- **WHAT YOU NEED TO DO**: Please transcribe the lecture notes on object detection below word for word, starting with "What is object" and going on through "dominates the image.".

- **TEXT SHOWN**:
+===+
Object Detection

Computer Vision CMP-6035B

Dr. David Greenwood

March 2022

Content

Classification or Object Detection
Sliding Window
Detecting Faces
Detecting Humans and other applications

Object Detection

What is object detection?

Object Detection

Image classification methods can detect an object in the image if there is just a single object in the scene and it clearly dominates the image.

If this constraint is not met, we are in the object detection scenario.

Object Detection

We can use similar techniques we have learnt in Image Classification to detect objects in an image.

Here we apply these techniques to sub-windows of the image.

This approach is called a sliding window method.

Sliding Window

Sliding window is a meta algorithm - a concept found in many machine learning algorithms.

Sliding Window

First, let’s assume our objects have relatively similar size and fit into \(n \times m\) pixel windows.

Sliding Window

Build the dataset of positive and negative instances and train the classifier.

We could then slide the classification window over the image to search for the object location.

Sliding Window

But, there are problems:

Objects may be of significantly different sizes.
Some windows will overlap - how do we avoid counting objects multiple times?

Sliding Window

We tackle the first problem by searching over scale as well.

We build the Gaussian pyramid of our image.
+===+
- **DATASET ENTRIES**:
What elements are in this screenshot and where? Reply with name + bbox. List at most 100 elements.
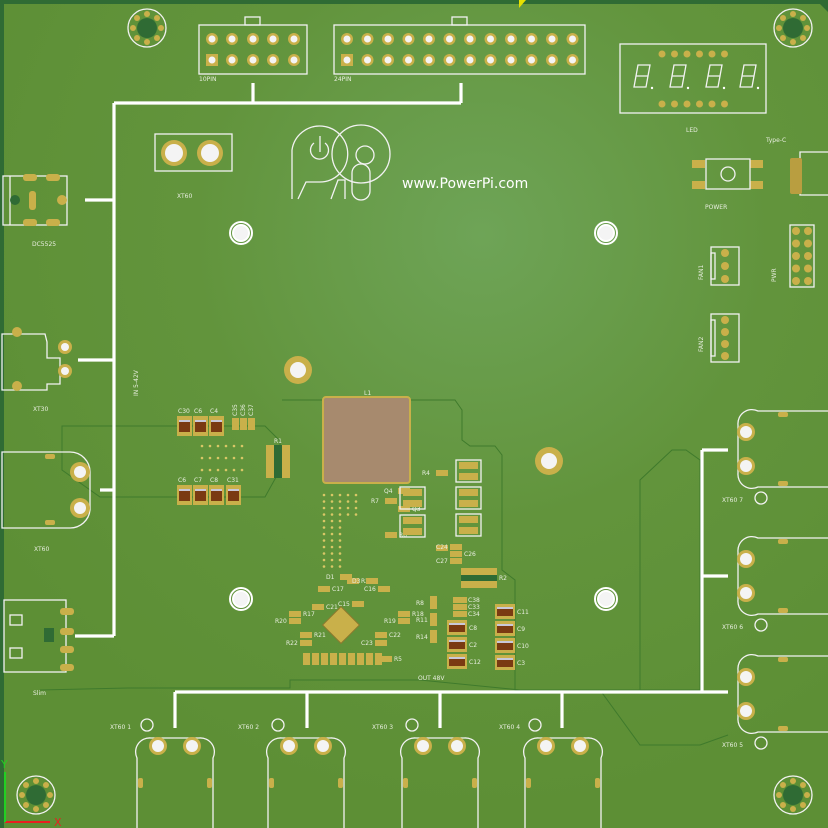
capacitor: C31: [226, 477, 241, 505]
component-label: Q4: [384, 488, 393, 495]
component-label: C2: [469, 642, 477, 649]
connector-xt30: XT30: [1, 327, 72, 413]
component-label: C23: [361, 640, 373, 647]
capacitor: C12: [447, 654, 481, 669]
xt60-7-label: XT60 7: [722, 497, 743, 504]
component-label: R20: [275, 618, 287, 625]
xt60-7: [737, 408, 828, 490]
label-xt60-left: XT60: [34, 546, 49, 553]
power-traces: [75, 83, 728, 728]
axis-indicator: X Y: [0, 758, 62, 828]
resistor-r2: R2: [461, 568, 507, 588]
inductor-l1: L1: [322, 390, 411, 484]
component-label: C17: [332, 586, 344, 593]
powerpi-logo: [291, 124, 391, 201]
connector-xt60-top: XT60: [154, 133, 233, 200]
component-label: C10: [517, 643, 529, 650]
label-xt60-top: XT60: [177, 193, 192, 200]
controller-ic: [321, 605, 361, 645]
seven-segment-digit: [705, 64, 723, 88]
capacitor: C9: [495, 621, 525, 636]
component-label: C8: [469, 625, 477, 632]
component-label: R22: [286, 640, 298, 647]
component-label: C24: [436, 544, 448, 551]
component-label: R6: [399, 532, 407, 539]
component-label: R19: [384, 618, 396, 625]
xt60-1-label: XT60 1: [110, 724, 131, 731]
capacitor: C8: [209, 477, 224, 505]
axis-x-label: X: [54, 816, 62, 828]
component-label: R17: [303, 611, 315, 618]
component-label: C3: [517, 660, 525, 667]
component-label: C12: [469, 659, 481, 666]
component-label: C6: [194, 408, 202, 415]
label-typec: Type-C: [765, 137, 786, 144]
component-label: C6: [178, 477, 186, 484]
mounting-holes: [16, 8, 813, 815]
xt60-3-label: XT60 3: [372, 724, 393, 731]
component-label: C38: [468, 597, 480, 604]
component-label: C15: [338, 601, 350, 608]
label-xt30: XT30: [33, 406, 48, 413]
component-label: D1: [326, 574, 335, 581]
capacitor: C10: [495, 638, 529, 653]
component-label: C4: [210, 408, 218, 415]
capacitor: C3: [495, 655, 525, 670]
xt60-5: [737, 653, 828, 735]
xt60-3: [399, 737, 481, 828]
xt60-4-label: XT60 4: [499, 724, 520, 731]
xt60-5-label: XT60 5: [722, 742, 743, 749]
component-label: C34: [468, 611, 480, 618]
component-label: C27: [436, 558, 448, 565]
connector-dc5525: DC5525: [2, 174, 68, 248]
seven-segment-digit: [739, 64, 757, 88]
component-label: C36: [240, 404, 247, 416]
component-label: C37: [248, 404, 255, 416]
axis-y-label: Y: [0, 758, 8, 771]
component-label: R11: [416, 617, 428, 624]
connector-xt60-left: XT60: [1, 451, 91, 553]
label-r1: R1: [274, 438, 282, 445]
component-label: C7: [194, 477, 202, 484]
component-label: D3: [352, 578, 361, 585]
component-label: C16: [364, 586, 376, 593]
power-button[interactable]: POWER: [692, 158, 763, 211]
capacitor: C6: [177, 477, 192, 505]
website-url: www.PowerPi.com: [402, 176, 528, 192]
xt60-6-label: XT60 6: [722, 624, 743, 631]
capacitor: C30: [177, 408, 192, 436]
component-label: R5: [394, 656, 402, 663]
fan1-header: FAN1: [698, 246, 740, 286]
label-r2: R2: [499, 575, 507, 582]
label-slim: Slim: [33, 690, 46, 697]
header-pwr: PWR: [771, 224, 815, 288]
capacitor: C7: [193, 477, 208, 505]
connector-slim: Slim: [3, 599, 74, 697]
component-label: R21: [314, 632, 326, 639]
xt60-4: [522, 737, 604, 828]
origin-marker: [519, 0, 526, 8]
capacitor: C8: [447, 620, 477, 635]
fan2-header: FAN2: [698, 313, 740, 363]
led-display: LED: [619, 43, 767, 134]
seven-segment-digit: [633, 64, 651, 88]
label-10pin: 10PIN: [199, 76, 217, 83]
resistor-r1: R1: [266, 438, 290, 478]
seven-segment-digit: [669, 64, 687, 88]
connector-10pin: 10PIN: [198, 16, 308, 83]
xt60-6: [737, 535, 828, 617]
component-label: C8: [210, 477, 218, 484]
component-label: C33: [468, 604, 480, 611]
capacitor: C11: [495, 604, 529, 619]
component-label: R7: [371, 498, 379, 505]
label-fan1: FAN1: [698, 265, 705, 280]
label-power: POWER: [705, 204, 727, 211]
right-xt60-connectors: XT60 7 XT60 6 XT60 5: [722, 408, 828, 750]
capacitor: C6: [193, 408, 208, 436]
label-24pin: 24PIN: [334, 76, 352, 83]
component-label: R18: [412, 611, 424, 618]
component-label: R14: [416, 634, 428, 641]
xt60-2: [265, 737, 347, 828]
label-fan2: FAN2: [698, 337, 705, 352]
+===+
- **OUTPUT OF THE TASK**:
What is object detection?

Object Detection

Image classification methods can detect an object in the image if there is just a single object in the scene and it clearly dominates the image.